Task goal: Sort through the entries below and pull out lines containing the word "name".

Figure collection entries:
▬▬▬▬▬▬▬▬▬▬

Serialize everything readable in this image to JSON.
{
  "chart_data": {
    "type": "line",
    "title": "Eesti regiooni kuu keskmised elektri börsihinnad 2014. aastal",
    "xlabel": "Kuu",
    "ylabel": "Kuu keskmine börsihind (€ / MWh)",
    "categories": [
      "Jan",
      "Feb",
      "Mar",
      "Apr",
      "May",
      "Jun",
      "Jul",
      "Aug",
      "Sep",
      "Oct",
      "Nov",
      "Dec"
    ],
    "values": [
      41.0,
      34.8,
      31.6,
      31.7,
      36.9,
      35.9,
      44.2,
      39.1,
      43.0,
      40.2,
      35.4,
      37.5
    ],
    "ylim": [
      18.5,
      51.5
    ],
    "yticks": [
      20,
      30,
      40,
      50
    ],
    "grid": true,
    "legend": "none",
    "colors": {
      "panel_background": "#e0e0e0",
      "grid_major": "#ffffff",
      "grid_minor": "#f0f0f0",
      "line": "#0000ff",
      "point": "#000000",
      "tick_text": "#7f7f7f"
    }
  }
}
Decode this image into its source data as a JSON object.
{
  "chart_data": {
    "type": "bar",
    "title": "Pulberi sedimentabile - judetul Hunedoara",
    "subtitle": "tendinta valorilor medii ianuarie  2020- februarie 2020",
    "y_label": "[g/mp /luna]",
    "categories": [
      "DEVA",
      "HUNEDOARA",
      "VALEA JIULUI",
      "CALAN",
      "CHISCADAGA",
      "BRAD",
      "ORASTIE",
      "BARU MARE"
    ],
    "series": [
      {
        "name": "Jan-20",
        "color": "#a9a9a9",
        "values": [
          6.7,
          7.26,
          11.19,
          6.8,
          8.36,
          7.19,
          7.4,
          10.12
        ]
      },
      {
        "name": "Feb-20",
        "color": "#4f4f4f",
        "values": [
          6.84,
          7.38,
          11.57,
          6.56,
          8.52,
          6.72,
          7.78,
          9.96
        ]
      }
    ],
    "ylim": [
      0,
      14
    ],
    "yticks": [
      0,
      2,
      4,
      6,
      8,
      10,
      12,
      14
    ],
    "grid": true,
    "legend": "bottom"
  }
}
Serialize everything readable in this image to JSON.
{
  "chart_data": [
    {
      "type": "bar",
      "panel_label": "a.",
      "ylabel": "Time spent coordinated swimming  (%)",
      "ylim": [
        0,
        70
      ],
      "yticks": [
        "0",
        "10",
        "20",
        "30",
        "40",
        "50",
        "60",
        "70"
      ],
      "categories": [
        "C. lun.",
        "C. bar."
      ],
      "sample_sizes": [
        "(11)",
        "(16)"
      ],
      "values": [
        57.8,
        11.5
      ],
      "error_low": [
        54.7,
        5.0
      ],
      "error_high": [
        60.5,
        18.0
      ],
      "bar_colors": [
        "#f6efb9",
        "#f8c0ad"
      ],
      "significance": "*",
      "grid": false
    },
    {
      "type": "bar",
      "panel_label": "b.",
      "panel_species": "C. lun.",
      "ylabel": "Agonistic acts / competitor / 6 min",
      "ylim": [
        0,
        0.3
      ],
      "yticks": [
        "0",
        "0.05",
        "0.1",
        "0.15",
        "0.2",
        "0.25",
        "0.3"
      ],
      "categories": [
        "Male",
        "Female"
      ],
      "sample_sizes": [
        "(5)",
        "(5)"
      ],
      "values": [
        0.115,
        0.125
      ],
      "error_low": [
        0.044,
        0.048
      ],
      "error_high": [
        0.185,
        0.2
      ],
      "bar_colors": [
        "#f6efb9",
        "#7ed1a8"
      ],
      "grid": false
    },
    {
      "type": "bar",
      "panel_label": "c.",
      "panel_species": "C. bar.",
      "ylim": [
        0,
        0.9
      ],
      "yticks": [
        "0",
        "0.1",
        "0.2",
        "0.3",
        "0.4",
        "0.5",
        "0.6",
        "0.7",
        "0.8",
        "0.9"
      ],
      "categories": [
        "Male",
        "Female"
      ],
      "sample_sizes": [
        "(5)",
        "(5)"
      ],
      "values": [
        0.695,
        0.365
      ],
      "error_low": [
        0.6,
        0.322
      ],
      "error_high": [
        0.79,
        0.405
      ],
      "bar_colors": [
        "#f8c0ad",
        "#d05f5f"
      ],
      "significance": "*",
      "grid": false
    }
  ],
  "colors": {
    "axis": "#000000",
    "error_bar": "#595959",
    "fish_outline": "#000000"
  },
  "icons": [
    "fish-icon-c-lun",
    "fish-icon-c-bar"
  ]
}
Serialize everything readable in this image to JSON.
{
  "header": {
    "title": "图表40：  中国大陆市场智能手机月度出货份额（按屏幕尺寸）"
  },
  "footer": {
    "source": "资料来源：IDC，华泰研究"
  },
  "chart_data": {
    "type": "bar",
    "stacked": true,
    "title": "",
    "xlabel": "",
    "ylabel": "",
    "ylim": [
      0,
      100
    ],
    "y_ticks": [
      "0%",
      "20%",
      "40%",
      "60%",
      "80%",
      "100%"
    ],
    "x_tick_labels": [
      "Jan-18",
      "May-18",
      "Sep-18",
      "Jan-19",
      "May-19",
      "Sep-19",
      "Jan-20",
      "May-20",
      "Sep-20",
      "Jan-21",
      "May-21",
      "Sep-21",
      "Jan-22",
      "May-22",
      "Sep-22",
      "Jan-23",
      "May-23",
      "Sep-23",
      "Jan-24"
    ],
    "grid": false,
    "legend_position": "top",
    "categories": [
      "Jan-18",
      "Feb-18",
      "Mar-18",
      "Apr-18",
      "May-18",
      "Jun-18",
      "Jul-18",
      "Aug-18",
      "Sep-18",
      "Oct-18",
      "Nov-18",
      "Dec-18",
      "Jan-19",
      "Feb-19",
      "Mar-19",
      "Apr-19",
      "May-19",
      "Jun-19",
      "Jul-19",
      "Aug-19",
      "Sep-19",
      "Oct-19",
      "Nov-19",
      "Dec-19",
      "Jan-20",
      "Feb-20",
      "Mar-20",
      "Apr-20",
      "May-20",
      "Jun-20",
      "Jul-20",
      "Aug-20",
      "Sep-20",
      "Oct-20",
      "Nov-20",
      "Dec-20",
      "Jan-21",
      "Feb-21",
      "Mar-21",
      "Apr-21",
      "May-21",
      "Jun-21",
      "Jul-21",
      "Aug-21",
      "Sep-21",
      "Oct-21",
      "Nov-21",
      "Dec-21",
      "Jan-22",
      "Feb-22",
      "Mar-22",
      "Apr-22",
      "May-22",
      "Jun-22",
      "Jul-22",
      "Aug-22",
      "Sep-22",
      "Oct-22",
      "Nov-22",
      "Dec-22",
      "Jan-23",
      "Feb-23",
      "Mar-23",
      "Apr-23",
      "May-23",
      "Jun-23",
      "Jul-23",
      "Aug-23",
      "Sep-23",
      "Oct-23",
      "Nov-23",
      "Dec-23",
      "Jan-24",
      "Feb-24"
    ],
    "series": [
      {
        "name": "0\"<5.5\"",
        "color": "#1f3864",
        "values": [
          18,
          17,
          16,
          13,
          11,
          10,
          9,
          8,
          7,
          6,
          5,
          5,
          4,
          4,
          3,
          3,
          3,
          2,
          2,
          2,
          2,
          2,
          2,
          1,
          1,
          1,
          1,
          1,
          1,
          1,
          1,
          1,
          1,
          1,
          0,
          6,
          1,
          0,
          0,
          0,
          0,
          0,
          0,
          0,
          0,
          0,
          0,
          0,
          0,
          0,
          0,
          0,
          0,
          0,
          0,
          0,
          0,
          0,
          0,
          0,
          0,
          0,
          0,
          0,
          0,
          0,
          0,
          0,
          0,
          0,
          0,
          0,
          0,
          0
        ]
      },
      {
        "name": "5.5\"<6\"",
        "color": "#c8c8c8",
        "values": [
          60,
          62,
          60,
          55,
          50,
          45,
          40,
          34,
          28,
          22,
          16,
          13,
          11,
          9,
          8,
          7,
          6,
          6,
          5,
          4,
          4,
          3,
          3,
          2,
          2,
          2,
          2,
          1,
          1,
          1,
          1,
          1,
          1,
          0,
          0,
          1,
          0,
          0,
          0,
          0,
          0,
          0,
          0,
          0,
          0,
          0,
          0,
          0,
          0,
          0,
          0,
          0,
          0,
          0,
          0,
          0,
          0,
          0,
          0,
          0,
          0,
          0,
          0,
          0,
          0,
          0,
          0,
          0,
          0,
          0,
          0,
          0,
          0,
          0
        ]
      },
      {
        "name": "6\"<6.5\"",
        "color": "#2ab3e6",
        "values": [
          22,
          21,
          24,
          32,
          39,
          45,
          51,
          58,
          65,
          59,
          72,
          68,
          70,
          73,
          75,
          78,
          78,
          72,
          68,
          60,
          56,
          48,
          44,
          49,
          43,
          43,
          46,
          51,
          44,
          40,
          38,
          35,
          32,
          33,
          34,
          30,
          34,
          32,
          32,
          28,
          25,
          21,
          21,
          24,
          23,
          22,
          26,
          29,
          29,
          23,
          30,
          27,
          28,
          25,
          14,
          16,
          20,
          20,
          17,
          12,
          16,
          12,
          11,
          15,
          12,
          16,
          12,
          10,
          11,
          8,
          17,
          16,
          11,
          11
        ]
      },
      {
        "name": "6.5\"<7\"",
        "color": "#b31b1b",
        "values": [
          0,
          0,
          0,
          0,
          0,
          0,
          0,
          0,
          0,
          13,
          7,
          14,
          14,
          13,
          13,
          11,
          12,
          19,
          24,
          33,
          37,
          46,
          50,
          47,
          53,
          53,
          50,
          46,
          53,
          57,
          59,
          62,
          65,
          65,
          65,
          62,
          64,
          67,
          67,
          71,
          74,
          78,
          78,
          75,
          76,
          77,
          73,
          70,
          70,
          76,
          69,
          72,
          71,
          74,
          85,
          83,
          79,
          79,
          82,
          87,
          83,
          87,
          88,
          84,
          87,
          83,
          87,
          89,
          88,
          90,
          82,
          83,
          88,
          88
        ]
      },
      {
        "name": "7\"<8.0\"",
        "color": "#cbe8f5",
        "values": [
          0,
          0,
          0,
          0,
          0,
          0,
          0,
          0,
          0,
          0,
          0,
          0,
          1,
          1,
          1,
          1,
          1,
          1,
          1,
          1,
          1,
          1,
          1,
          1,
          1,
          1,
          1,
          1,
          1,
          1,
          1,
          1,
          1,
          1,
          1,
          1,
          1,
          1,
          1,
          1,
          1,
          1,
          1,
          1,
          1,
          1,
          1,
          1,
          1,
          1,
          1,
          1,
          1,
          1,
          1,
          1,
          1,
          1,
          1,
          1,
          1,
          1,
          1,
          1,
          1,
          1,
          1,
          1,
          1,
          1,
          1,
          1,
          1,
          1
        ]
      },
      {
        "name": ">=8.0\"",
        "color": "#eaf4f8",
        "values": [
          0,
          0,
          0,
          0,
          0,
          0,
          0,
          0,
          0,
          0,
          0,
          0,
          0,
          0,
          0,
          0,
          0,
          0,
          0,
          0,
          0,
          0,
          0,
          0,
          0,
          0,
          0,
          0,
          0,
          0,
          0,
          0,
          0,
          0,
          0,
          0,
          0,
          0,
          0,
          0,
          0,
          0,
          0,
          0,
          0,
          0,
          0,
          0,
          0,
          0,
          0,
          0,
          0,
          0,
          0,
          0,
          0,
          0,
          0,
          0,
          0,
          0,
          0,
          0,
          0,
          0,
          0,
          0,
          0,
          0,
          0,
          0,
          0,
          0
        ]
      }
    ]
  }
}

▬▬▬▬▬▬▬▬▬▬

Complete response:
        "name": "Jan-20",
        "name": "Feb-20",
        "name": "0\"<5.5\"",
        "name": "5.5\"<6\"",
        "name": "6\"<6.5\"",
        "name": "6.5\"<7\"",
        "name": "7\"<8.0\"",
        "name": ">=8.0\"",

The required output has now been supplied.